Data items
==*==

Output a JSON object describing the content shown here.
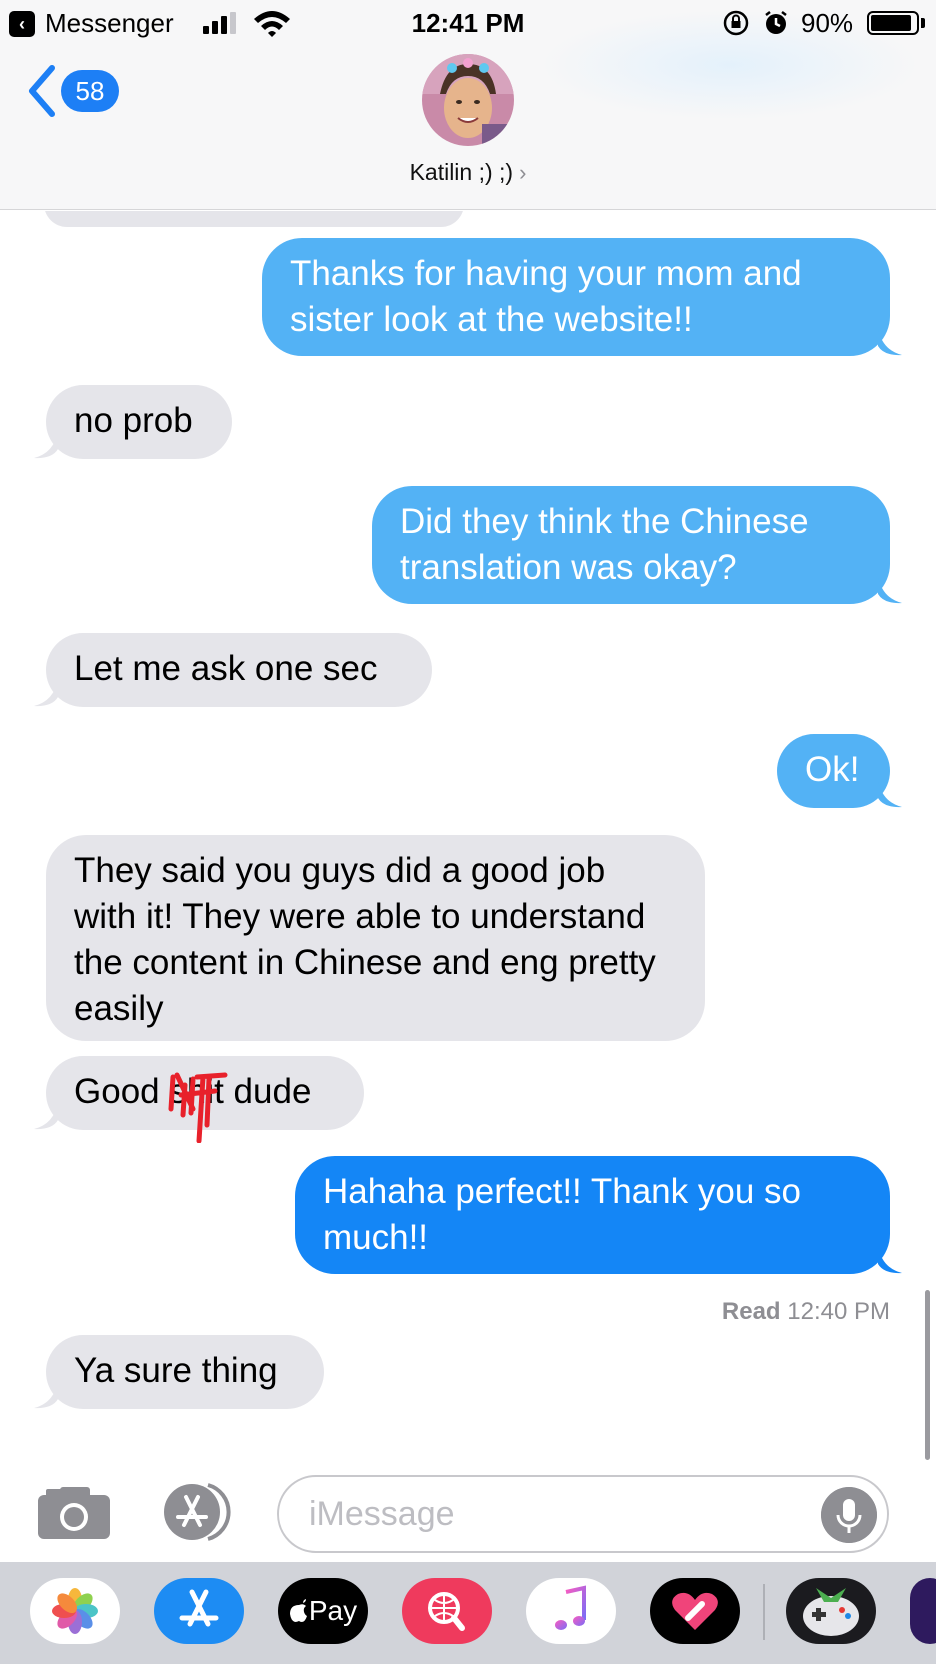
{
  "status_bar": {
    "back_app": "Messenger",
    "time": "12:41 PM",
    "battery": "90%",
    "battery_level": 0.9
  },
  "nav": {
    "unread_count": "58",
    "contact_name": "Katilin ;) ;)",
    "chevron": "›"
  },
  "messages": [
    {
      "from": "me",
      "text": "Thanks for having your mom and sister look at the website!!"
    },
    {
      "from": "them",
      "text": "no prob"
    },
    {
      "from": "me",
      "text": "Did they think the Chinese translation was okay?"
    },
    {
      "from": "them",
      "text": "Let me ask one sec"
    },
    {
      "from": "me",
      "text": "Ok!"
    },
    {
      "from": "them",
      "text": "They said you guys did a good job with it! They were able to understand the content in Chinese and eng pretty easily"
    },
    {
      "from": "them",
      "text_parts": [
        "Good ",
        "shit",
        " dude"
      ],
      "censored_word": "shit"
    },
    {
      "from": "me",
      "text": "Hahaha perfect!! Thank you so much!!"
    },
    {
      "from": "them",
      "text": "Ya sure thing"
    }
  ],
  "read_receipt": {
    "label": "Read",
    "time": "12:40 PM"
  },
  "input": {
    "placeholder": "iMessage"
  },
  "drawer_apps": [
    {
      "name": "Photos",
      "icon": "photos-icon"
    },
    {
      "name": "App Store",
      "icon": "app-store-icon"
    },
    {
      "name": "Pay",
      "label": "Pay",
      "icon": "apple-pay-icon"
    },
    {
      "name": "Web Images",
      "icon": "image-search-icon"
    },
    {
      "name": "Music",
      "icon": "music-icon"
    },
    {
      "name": "Digital Touch",
      "icon": "digital-touch-icon"
    },
    {
      "name": "Game",
      "icon": "game-bird-icon"
    },
    {
      "name": "Partial app",
      "icon": "partial-app-icon"
    }
  ],
  "colors": {
    "incoming_bubble": "#e5e5ea",
    "outgoing_bubble": "#53b2f5",
    "outgoing_bubble_latest": "#1486f6",
    "accent": "#1d7ff5",
    "scribble": "#e8212b"
  }
}
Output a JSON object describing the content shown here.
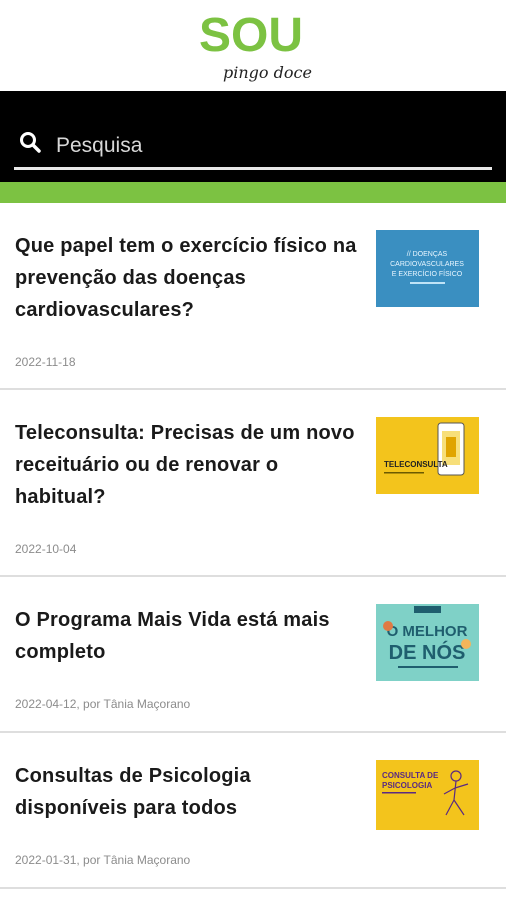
{
  "brand": {
    "logo_text": "SOU",
    "logo_subtitle": "pingo doce",
    "accent_color": "#7cc242"
  },
  "search": {
    "placeholder": "Pesquisa",
    "icon": "search-icon"
  },
  "articles": [
    {
      "title": "Que papel tem o exercício físico na prevenção das doenças cardiovasculares?",
      "meta": "2022-11-18",
      "thumb_text": "// DOENÇAS CARDIOVASCULARES E EXERCÍCIO FÍSICO",
      "thumb_color": "#3a8fc1"
    },
    {
      "title": "Teleconsulta: Precisas de um novo receituário ou de renovar o habitual?",
      "meta": "2022-10-04",
      "thumb_text": "TELECONSULTA",
      "thumb_color": "#f3c41c"
    },
    {
      "title": "O Programa Mais Vida está mais completo",
      "meta": "2022-04-12, por Tânia Maçorano",
      "thumb_text": "O MELHOR DE NÓS",
      "thumb_color": "#7fd1c7"
    },
    {
      "title": "Consultas de Psicologia disponíveis para todos",
      "meta": "2022-01-31, por Tânia Maçorano",
      "thumb_text": "CONSULTA DE PSICOLOGIA",
      "thumb_color": "#f3c41c"
    }
  ]
}
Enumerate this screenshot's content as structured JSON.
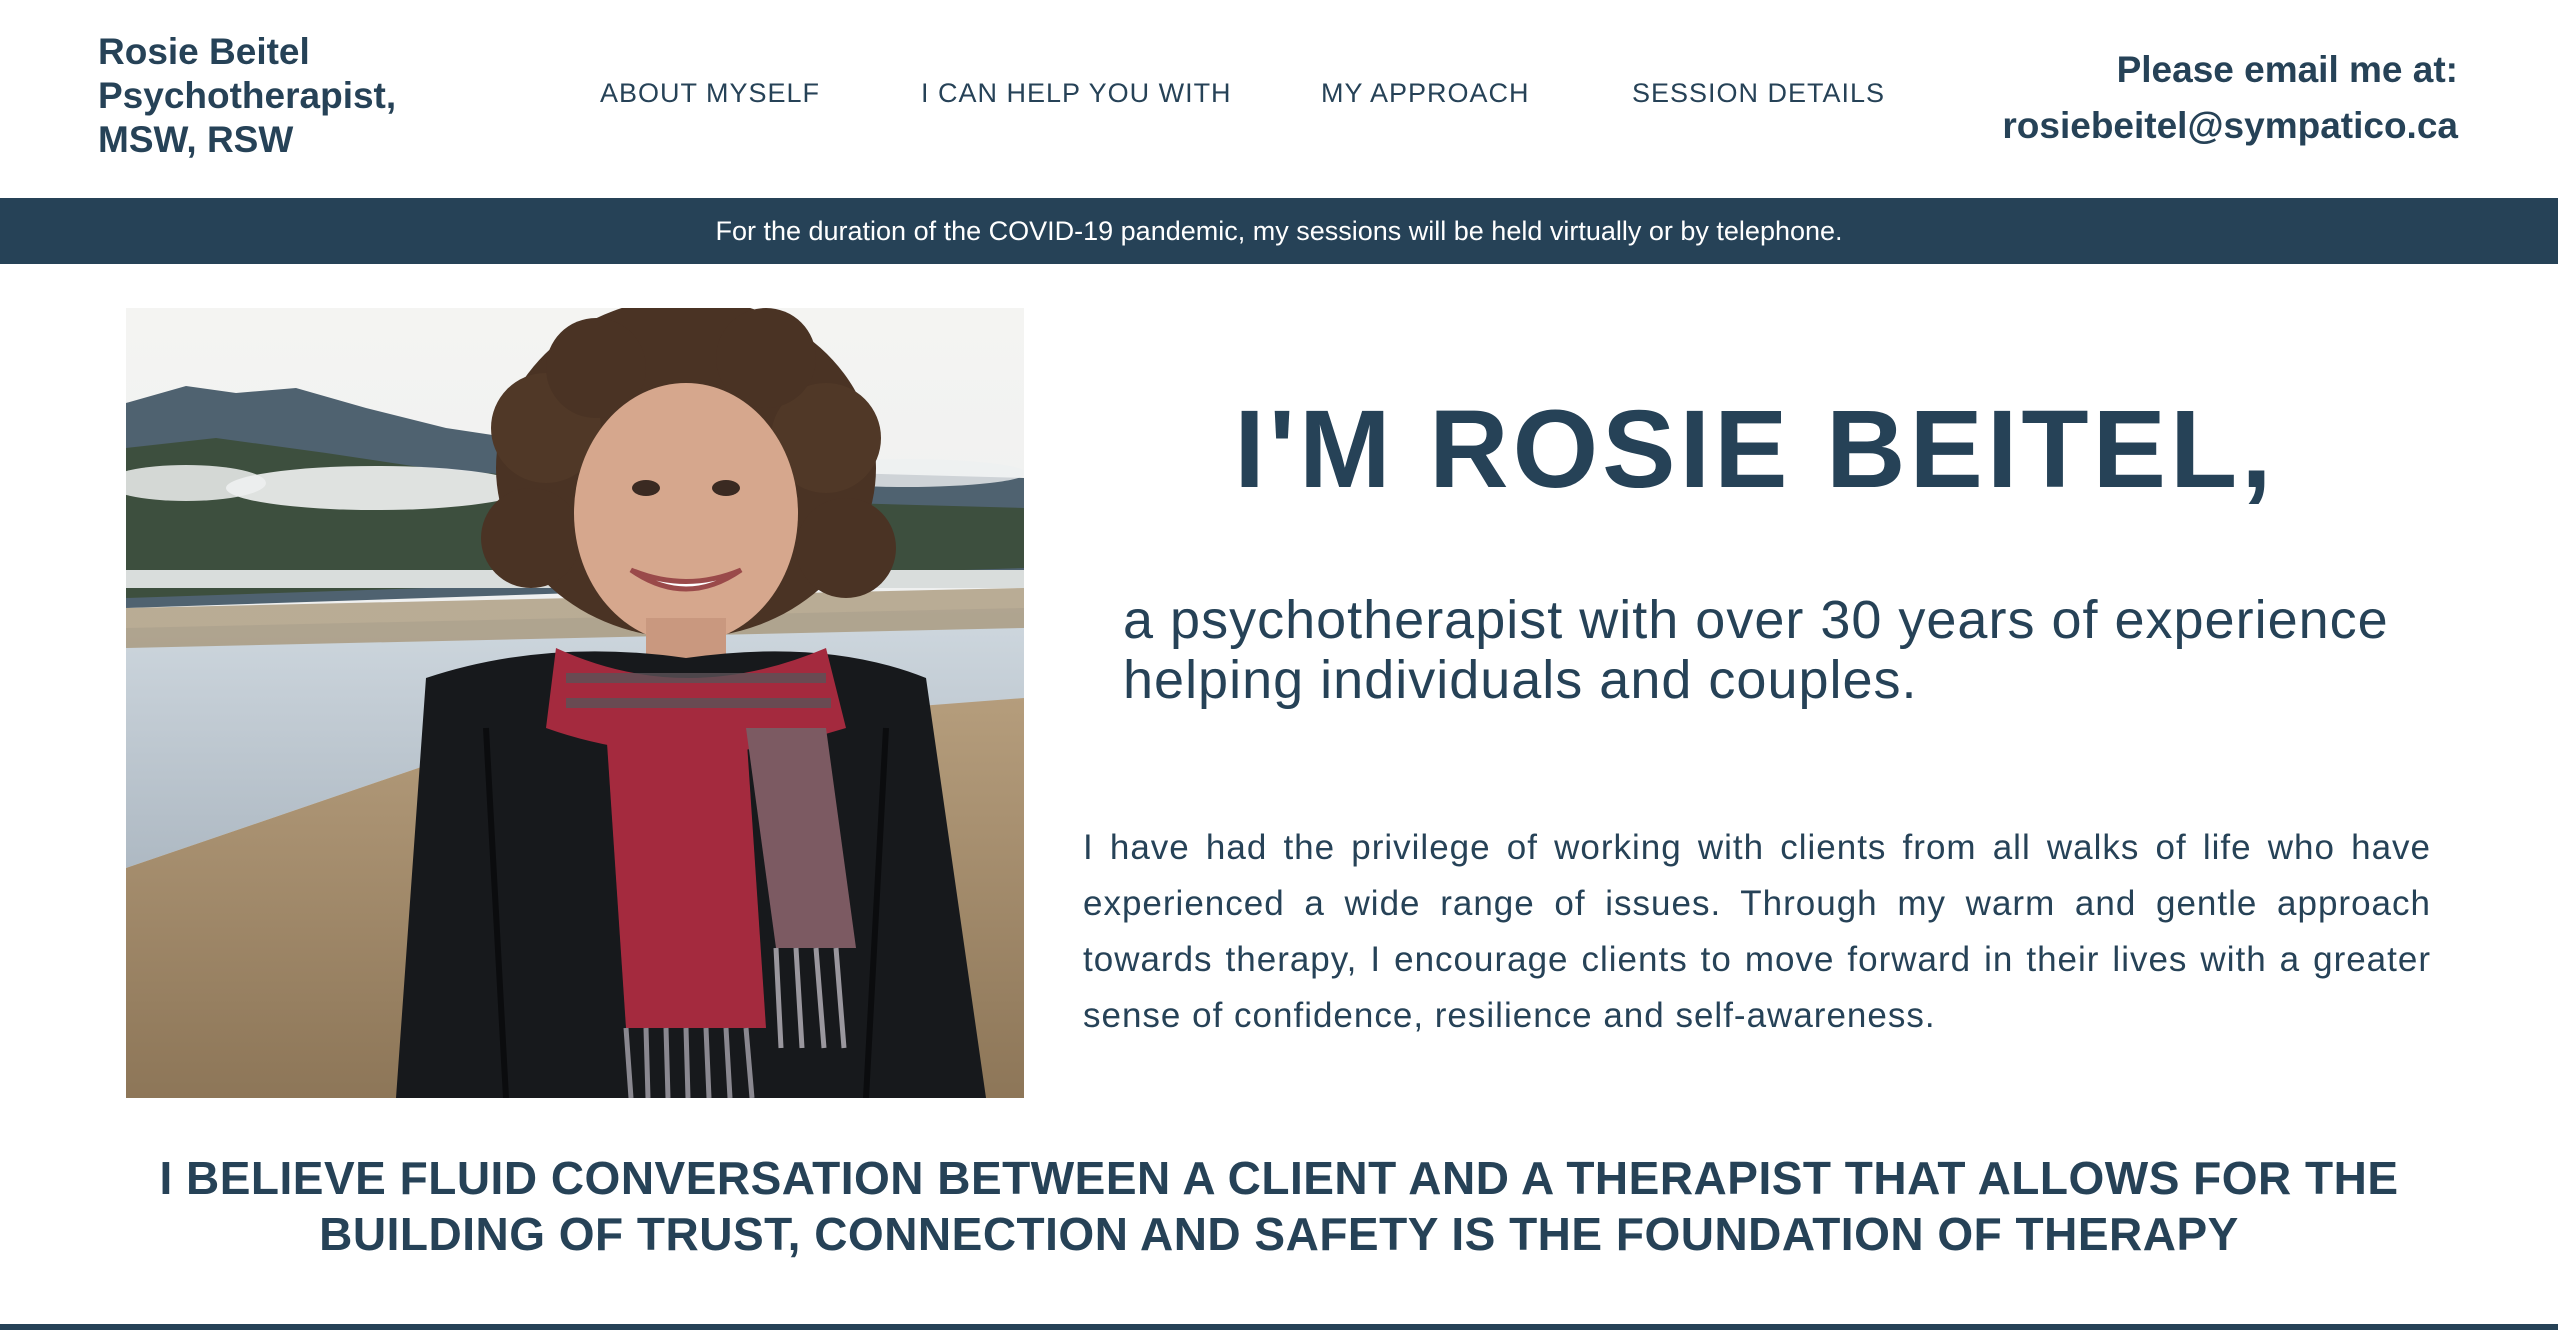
{
  "header": {
    "brand_lines": [
      "Rosie Beitel",
      "Psychotherapist,",
      "MSW, RSW"
    ],
    "nav": [
      {
        "label": "ABOUT MYSELF"
      },
      {
        "label": "I CAN HELP YOU WITH"
      },
      {
        "label": "MY APPROACH"
      },
      {
        "label": "SESSION DETAILS"
      }
    ],
    "contact_label": "Please email me at:",
    "contact_email": "rosiebeitel@sympatico.ca"
  },
  "banner": {
    "text": "For the duration of the COVID-19 pandemic, my sessions will be held virtually or by telephone."
  },
  "intro": {
    "heading": "I'M ROSIE BEITEL,",
    "subtitle": "a psychotherapist with over 30 years of experience helping individuals and couples.",
    "body": "I have had the privilege of working with clients from all walks of life who have experienced a wide range of issues. Through my warm and gentle approach towards therapy, I encourage clients to move forward in their lives with a greater sense of confidence, resilience and self-awareness."
  },
  "belief": {
    "text": "I BELIEVE FLUID CONVERSATION BETWEEN A CLIENT AND A THERAPIST THAT ALLOWS FOR THE BUILDING OF TRUST, CONNECTION AND SAFETY IS THE FOUNDATION OF THERAPY"
  },
  "colors": {
    "primary": "#264257",
    "background": "#ffffff",
    "banner_text": "#ffffff"
  }
}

==*==

◆ WHAT THE TASK ASKS
Do not include pictures. Copy only the lines running from the line with "Enumerate this screenshot's" through the last line of the records, exactly as they appear.

◆ OUTPUT
Enumerate this screenshot's content as structured JSON.
{
  "header": {
    "brand_lines": [
      "Rosie Beitel",
      "Psychotherapist,",
      "MSW, RSW"
    ],
    "nav": [
      {
        "label": "ABOUT MYSELF"
      },
      {
        "label": "I CAN HELP YOU WITH"
      },
      {
        "label": "MY APPROACH"
      },
      {
        "label": "SESSION DETAILS"
      }
    ],
    "contact_label": "Please email me at:",
    "contact_email": "rosiebeitel@sympatico.ca"
  },
  "banner": {
    "text": "For the duration of the COVID-19 pandemic, my sessions will be held virtually or by telephone."
  },
  "intro": {
    "heading": "I'M ROSIE BEITEL,",
    "subtitle": "a psychotherapist with over 30 years of experience helping individuals and couples.",
    "body": "I have had the privilege of working with clients from all walks of life who have experienced a wide range of issues. Through my warm and gentle approach towards therapy, I encourage clients to move forward in their lives with a greater sense of confidence, resilience and self-awareness."
  },
  "belief": {
    "text": "I BELIEVE FLUID CONVERSATION BETWEEN A CLIENT AND A THERAPIST THAT ALLOWS FOR THE BUILDING OF TRUST, CONNECTION AND SAFETY IS THE FOUNDATION OF THERAPY"
  },
  "colors": {
    "primary": "#264257",
    "background": "#ffffff",
    "banner_text": "#ffffff"
  }
}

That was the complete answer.